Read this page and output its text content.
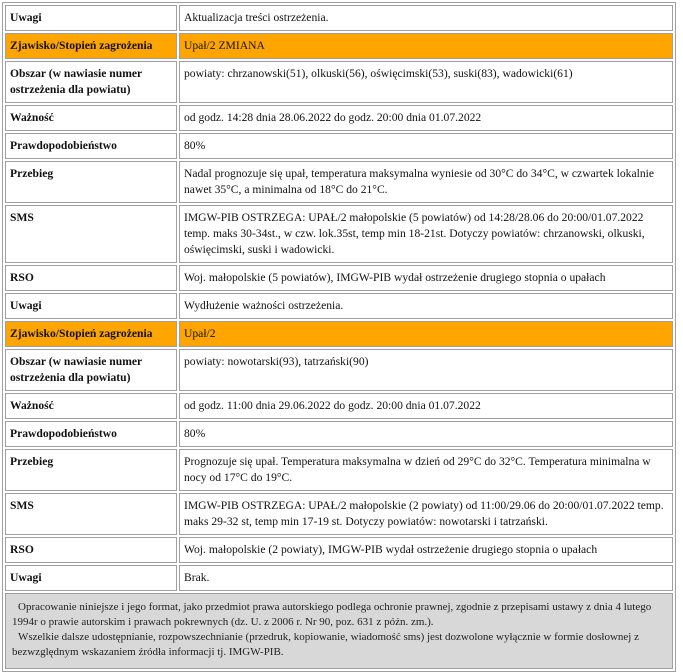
Uwagi	Aktualizacja treści ostrzeżenia.
Zjawisko/Stopień zagrożenia	Upał/2 ZMIANA
Obszar (w nawiasie numer ostrzeżenia dla powiatu)	powiaty: chrzanowski(51), olkuski(56), oświęcimski(53), suski(83), wadowicki(61)
Ważność	od godz. 14:28 dnia 28.06.2022 do godz. 20:00 dnia 01.07.2022
Prawdopodobieństwo	80%
Przebieg	Nadal prognozuje się upał, temperatura maksymalna wyniesie od 30°C do 34°C, w czwartek lokalnie nawet 35°C, a minimalna od 18°C do 21°C.
SMS	IMGW-PIB OSTRZEGA: UPAŁ/2 małopolskie (5 powiatów) od 14:28/28.06 do 20:00/01.07.2022 temp. maks 30-34st., w czw. lok.35st, temp min 18-21st. Dotyczy powiatów: chrzanowski, olkuski, oświęcimski, suski i wadowicki.
RSO	Woj. małopolskie (5 powiatów), IMGW-PIB wydał ostrzeżenie drugiego stopnia o upałach
Uwagi	Wydłużenie ważności ostrzeżenia.
Zjawisko/Stopień zagrożenia	Upał/2
Obszar (w nawiasie numer ostrzeżenia dla powiatu)	powiaty: nowotarski(93), tatrzański(90)
Ważność	od godz. 11:00 dnia 29.06.2022 do godz. 20:00 dnia 01.07.2022
Prawdopodobieństwo	80%
Przebieg	Prognozuje się upał. Temperatura maksymalna w dzień od 29°C do 32°C. Temperatura minimalna w nocy od 17°C do 19°C.
SMS	IMGW-PIB OSTRZEGA: UPAŁ/2 małopolskie (2 powiaty) od 11:00/29.06 do 20:00/01.07.2022 temp. maks 29-32 st, temp min 17-19 st. Dotyczy powiatów: nowotarski i tatrzański.
RSO	Woj. małopolskie (2 powiaty), IMGW-PIB wydał ostrzeżenie drugiego stopnia o upałach
Uwagi	Brak.

Opracowanie niniejsze i jego format, jako przedmiot prawa autorskiego podlega ochronie prawnej, zgodnie z przepisami ustawy z dnia 4 lutego 1994r o prawie autorskim i prawach pokrewnych (dz. U. z 2006 r. Nr 90, poz. 631 z późn. zm.).

Wszelkie dalsze udostępnianie, rozpowszechnianie (przedruk, kopiowanie, wiadomość sms) jest dozwolone wyłącznie w formie dosłownej z bezwzględnym wskazaniem źródła informacji tj. IMGW-PIB.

WORK TO DO:
Reproduce all of the entries word for word, skipping any pictures they hold.

COMPLETED TASK:
Read this page and output its text content.
Uwagi	Aktualizacja treści ostrzeżenia.
Zjawisko/Stopień zagrożenia	Upał/2 ZMIANA
Obszar (w nawiasie numer ostrzeżenia dla powiatu)	powiaty: chrzanowski(51), olkuski(56), oświęcimski(53), suski(83), wadowicki(61)
Ważność	od godz. 14:28 dnia 28.06.2022 do godz. 20:00 dnia 01.07.2022
Prawdopodobieństwo	80%
Przebieg	Nadal prognozuje się upał, temperatura maksymalna wyniesie od 30°C do 34°C, w czwartek lokalnie nawet 35°C, a minimalna od 18°C do 21°C.
SMS	IMGW-PIB OSTRZEGA: UPAŁ/2 małopolskie (5 powiatów) od 14:28/28.06 do 20:00/01.07.2022 temp. maks 30-34st., w czw. lok.35st, temp min 18-21st. Dotyczy powiatów: chrzanowski, olkuski, oświęcimski, suski i wadowicki.
RSO	Woj. małopolskie (5 powiatów), IMGW-PIB wydał ostrzeżenie drugiego stopnia o upałach
Uwagi	Wydłużenie ważności ostrzeżenia.
Zjawisko/Stopień zagrożenia	Upał/2
Obszar (w nawiasie numer ostrzeżenia dla powiatu)	powiaty: nowotarski(93), tatrzański(90)
Ważność	od godz. 11:00 dnia 29.06.2022 do godz. 20:00 dnia 01.07.2022
Prawdopodobieństwo	80%
Przebieg	Prognozuje się upał. Temperatura maksymalna w dzień od 29°C do 32°C. Temperatura minimalna w nocy od 17°C do 19°C.
SMS	IMGW-PIB OSTRZEGA: UPAŁ/2 małopolskie (2 powiaty) od 11:00/29.06 do 20:00/01.07.2022 temp. maks 29-32 st, temp min 17-19 st. Dotyczy powiatów: nowotarski i tatrzański.
RSO	Woj. małopolskie (2 powiaty), IMGW-PIB wydał ostrzeżenie drugiego stopnia o upałach
Uwagi	Brak.

Opracowanie niniejsze i jego format, jako przedmiot prawa autorskiego podlega ochronie prawnej, zgodnie z przepisami ustawy z dnia 4 lutego 1994r o prawie autorskim i prawach pokrewnych (dz. U. z 2006 r. Nr 90, poz. 631 z późn. zm.).

Wszelkie dalsze udostępnianie, rozpowszechnianie (przedruk, kopiowanie, wiadomość sms) jest dozwolone wyłącznie w formie dosłownej z bezwzględnym wskazaniem źródła informacji tj. IMGW-PIB.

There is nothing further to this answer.